* Objective: Will you print the material below without altering a single character?

***** Record list *****

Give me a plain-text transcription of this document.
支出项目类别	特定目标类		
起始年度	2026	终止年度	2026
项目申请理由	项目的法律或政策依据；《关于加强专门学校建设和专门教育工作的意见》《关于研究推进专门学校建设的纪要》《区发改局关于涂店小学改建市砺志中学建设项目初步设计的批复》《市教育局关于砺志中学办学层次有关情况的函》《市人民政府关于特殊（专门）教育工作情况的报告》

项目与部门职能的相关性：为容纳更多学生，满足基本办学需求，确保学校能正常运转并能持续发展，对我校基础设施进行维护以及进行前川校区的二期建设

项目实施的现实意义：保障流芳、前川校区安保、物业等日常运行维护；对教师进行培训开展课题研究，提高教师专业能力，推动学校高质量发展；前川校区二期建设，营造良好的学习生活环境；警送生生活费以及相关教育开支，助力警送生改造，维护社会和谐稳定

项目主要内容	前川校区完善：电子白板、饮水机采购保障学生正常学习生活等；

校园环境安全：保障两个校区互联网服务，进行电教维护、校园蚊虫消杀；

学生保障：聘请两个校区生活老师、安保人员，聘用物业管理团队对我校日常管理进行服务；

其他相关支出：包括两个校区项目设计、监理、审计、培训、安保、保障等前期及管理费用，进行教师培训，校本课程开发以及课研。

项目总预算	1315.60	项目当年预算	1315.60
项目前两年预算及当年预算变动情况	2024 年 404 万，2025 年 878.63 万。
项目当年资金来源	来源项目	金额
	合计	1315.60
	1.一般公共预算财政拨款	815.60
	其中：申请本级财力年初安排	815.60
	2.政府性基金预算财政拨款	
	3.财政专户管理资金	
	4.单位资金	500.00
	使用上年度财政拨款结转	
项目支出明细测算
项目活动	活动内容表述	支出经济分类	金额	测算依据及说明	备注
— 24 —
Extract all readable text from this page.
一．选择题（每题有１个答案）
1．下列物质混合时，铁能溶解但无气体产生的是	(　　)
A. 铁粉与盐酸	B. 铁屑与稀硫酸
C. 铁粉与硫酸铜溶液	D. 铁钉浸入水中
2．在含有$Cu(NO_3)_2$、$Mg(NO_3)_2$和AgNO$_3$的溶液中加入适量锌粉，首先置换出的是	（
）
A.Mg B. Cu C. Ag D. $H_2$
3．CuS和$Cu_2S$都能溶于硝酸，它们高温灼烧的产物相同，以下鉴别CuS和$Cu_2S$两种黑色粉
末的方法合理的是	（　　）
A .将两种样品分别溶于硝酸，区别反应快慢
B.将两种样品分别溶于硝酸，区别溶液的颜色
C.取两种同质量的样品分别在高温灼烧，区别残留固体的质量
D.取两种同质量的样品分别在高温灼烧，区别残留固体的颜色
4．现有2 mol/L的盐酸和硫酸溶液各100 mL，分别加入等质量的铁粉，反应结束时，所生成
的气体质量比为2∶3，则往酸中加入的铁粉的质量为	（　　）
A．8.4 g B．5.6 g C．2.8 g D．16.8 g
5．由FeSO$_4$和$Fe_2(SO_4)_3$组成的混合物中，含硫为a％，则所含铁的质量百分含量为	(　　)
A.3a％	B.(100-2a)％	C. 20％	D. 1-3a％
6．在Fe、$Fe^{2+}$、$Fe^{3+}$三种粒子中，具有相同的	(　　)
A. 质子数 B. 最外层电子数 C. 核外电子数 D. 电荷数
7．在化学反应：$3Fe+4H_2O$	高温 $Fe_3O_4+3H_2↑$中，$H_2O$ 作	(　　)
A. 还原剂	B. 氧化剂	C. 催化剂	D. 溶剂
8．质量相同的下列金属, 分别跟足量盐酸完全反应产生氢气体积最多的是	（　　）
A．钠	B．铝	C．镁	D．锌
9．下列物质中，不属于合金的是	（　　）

*****

* Response to the exercise:
Give me a plain-text transcription of this document.
支出项目类别	特定目标类		
起始年度	2026	终止年度	2026
项目申请理由	项目的法律或政策依据；《关于加强专门学校建设和专门教育工作的意见》《关于研究推进专门学校建设的纪要》《区发改局关于涂店小学改建市砺志中学建设项目初步设计的批复》《市教育局关于砺志中学办学层次有关情况的函》《市人民政府关于特殊（专门）教育工作情况的报告》

项目与部门职能的相关性：为容纳更多学生，满足基本办学需求，确保学校能正常运转并能持续发展，对我校基础设施进行维护以及进行前川校区的二期建设

项目实施的现实意义：保障流芳、前川校区安保、物业等日常运行维护；对教师进行培训开展课题研究，提高教师专业能力，推动学校高质量发展；前川校区二期建设，营造良好的学习生活环境；警送生生活费以及相关教育开支，助力警送生改造，维护社会和谐稳定

项目主要内容	前川校区完善：电子白板、饮水机采购保障学生正常学习生活等；

校园环境安全：保障两个校区互联网服务，进行电教维护、校园蚊虫消杀；

学生保障：聘请两个校区生活老师、安保人员，聘用物业管理团队对我校日常管理进行服务；

其他相关支出：包括两个校区项目设计、监理、审计、培训、安保、保障等前期及管理费用，进行教师培训，校本课程开发以及课研。

项目总预算	1315.60	项目当年预算	1315.60
项目前两年预算及当年预算变动情况	2024 年 404 万，2025 年 878.63 万。
项目当年资金来源	来源项目	金额
	合计	1315.60
	1.一般公共预算财政拨款	815.60
	其中：申请本级财力年初安排	815.60
	2.政府性基金预算财政拨款	
	3.财政专户管理资金	
	4.单位资金	500.00
	使用上年度财政拨款结转	
项目支出明细测算
项目活动	活动内容表述	支出经济分类	金额	测算依据及说明	备注
— 24 —
Extract all readable text from this page.
一．选择题（每题有１个答案）
1．下列物质混合时，铁能溶解但无气体产生的是	(　　)
A. 铁粉与盐酸	B. 铁屑与稀硫酸
C. 铁粉与硫酸铜溶液	D. 铁钉浸入水中
2．在含有$Cu(NO_3)_2$、$Mg(NO_3)_2$和AgNO$_3$的溶液中加入适量锌粉，首先置换出的是	（
）
A.Mg B. Cu C. Ag D. $H_2$
3．CuS和$Cu_2S$都能溶于硝酸，它们高温灼烧的产物相同，以下鉴别CuS和$Cu_2S$两种黑色粉
末的方法合理的是	（　　）
A .将两种样品分别溶于硝酸，区别反应快慢
B.将两种样品分别溶于硝酸，区别溶液的颜色
C.取两种同质量的样品分别在高温灼烧，区别残留固体的质量
D.取两种同质量的样品分别在高温灼烧，区别残留固体的颜色
4．现有2 mol/L的盐酸和硫酸溶液各100 mL，分别加入等质量的铁粉，反应结束时，所生成
的气体质量比为2∶3，则往酸中加入的铁粉的质量为	（　　）
A．8.4 g B．5.6 g C．2.8 g D．16.8 g
5．由FeSO$_4$和$Fe_2(SO_4)_3$组成的混合物中，含硫为a％，则所含铁的质量百分含量为	(　　)
A.3a％	B.(100-2a)％	C. 20％	D. 1-3a％
6．在Fe、$Fe^{2+}$、$Fe^{3+}$三种粒子中，具有相同的	(　　)
A. 质子数 B. 最外层电子数 C. 核外电子数 D. 电荷数
7．在化学反应：$3Fe+4H_2O$	高温 $Fe_3O_4+3H_2↑$中，$H_2O$ 作	(　　)
A. 还原剂	B. 氧化剂	C. 催化剂	D. 溶剂
8．质量相同的下列金属, 分别跟足量盐酸完全反应产生氢气体积最多的是	（　　）
A．钠	B．铝	C．镁	D．锌
9．下列物质中，不属于合金的是	（　　）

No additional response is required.